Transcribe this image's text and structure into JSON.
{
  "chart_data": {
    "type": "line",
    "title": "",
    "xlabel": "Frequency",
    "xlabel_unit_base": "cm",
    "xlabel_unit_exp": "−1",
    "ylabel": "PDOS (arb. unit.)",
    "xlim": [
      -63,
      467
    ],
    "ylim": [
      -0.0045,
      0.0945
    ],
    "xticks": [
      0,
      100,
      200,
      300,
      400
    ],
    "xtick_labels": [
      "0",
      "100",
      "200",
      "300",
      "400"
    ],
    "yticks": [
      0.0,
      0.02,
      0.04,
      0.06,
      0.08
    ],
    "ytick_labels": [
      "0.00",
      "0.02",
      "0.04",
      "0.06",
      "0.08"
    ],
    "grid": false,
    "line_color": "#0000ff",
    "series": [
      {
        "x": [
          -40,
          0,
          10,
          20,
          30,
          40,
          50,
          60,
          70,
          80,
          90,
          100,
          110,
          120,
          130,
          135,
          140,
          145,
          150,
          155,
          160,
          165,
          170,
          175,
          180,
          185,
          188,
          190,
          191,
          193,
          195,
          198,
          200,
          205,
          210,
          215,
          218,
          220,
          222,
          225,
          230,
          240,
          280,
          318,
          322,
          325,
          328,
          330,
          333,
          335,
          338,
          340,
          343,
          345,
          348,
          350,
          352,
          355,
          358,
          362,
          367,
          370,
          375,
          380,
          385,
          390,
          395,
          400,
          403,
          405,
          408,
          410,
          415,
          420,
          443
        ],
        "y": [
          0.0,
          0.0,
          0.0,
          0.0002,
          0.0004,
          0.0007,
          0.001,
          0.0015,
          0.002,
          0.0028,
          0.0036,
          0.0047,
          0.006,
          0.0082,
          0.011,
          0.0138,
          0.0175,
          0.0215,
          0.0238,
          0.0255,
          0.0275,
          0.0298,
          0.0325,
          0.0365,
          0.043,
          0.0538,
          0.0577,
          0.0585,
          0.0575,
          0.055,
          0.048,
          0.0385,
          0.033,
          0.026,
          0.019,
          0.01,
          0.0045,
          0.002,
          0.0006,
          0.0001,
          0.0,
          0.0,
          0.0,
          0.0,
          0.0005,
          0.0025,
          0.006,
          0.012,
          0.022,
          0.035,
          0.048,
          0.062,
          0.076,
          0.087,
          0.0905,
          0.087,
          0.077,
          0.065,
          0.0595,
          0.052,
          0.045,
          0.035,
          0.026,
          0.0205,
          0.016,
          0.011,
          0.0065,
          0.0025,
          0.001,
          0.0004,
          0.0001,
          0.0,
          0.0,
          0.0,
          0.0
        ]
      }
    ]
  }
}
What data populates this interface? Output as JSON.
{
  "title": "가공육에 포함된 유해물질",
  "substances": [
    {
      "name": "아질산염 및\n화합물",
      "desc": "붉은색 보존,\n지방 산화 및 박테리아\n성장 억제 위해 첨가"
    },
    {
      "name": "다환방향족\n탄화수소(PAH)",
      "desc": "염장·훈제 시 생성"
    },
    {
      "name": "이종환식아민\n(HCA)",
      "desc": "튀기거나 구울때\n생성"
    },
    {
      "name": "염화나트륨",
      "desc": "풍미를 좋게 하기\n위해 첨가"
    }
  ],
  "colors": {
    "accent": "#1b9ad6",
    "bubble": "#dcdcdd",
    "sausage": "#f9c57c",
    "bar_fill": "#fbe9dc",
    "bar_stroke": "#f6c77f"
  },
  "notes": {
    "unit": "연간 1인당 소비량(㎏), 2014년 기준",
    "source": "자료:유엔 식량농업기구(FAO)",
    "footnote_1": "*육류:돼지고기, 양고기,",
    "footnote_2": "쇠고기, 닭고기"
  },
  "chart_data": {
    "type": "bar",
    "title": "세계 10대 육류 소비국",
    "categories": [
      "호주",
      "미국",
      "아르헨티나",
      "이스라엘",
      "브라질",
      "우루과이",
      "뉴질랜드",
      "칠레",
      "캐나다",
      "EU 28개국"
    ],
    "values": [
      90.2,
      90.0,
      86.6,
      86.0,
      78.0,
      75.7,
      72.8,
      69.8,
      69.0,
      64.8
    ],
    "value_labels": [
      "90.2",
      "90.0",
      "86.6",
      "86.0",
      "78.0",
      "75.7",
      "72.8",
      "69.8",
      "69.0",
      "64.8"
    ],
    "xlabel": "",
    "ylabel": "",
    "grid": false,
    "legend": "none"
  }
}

· · · · · · ·

** Work to be completed **
Tally up the lines of the listing containing the word "JSON". Give only the total.

** Solution to this task **
2